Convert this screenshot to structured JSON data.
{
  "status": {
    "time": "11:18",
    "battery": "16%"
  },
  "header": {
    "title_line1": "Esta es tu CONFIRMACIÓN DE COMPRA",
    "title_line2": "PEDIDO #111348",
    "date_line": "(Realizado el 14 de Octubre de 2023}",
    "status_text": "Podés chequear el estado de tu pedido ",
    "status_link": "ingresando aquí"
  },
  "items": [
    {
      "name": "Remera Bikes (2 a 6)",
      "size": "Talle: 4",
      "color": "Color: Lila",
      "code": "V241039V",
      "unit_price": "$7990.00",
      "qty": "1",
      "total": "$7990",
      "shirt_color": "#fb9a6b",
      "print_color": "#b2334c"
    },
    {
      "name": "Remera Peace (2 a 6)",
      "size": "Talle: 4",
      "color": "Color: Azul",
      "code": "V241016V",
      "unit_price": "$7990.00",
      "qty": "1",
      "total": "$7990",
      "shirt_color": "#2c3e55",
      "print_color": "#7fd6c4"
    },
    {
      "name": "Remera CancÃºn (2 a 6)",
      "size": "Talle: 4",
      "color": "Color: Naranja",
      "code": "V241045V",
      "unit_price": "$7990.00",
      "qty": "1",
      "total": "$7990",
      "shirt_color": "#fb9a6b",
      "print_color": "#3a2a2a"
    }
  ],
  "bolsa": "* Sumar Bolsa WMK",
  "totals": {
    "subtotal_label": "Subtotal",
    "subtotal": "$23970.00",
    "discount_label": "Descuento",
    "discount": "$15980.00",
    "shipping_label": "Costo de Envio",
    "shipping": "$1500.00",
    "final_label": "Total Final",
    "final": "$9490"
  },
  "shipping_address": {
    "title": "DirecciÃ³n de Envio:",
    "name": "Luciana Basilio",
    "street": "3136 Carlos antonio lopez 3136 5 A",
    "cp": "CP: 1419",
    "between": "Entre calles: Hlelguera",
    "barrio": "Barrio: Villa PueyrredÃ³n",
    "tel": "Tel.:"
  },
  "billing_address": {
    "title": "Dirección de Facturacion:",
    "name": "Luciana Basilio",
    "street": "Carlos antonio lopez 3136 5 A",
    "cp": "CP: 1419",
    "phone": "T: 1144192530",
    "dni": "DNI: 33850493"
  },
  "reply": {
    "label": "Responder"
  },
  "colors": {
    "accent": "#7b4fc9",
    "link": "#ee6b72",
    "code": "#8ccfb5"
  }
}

> Required task: Give the count of lines in the listing above that include "antonio", with no other words.

> Exercise answer: 2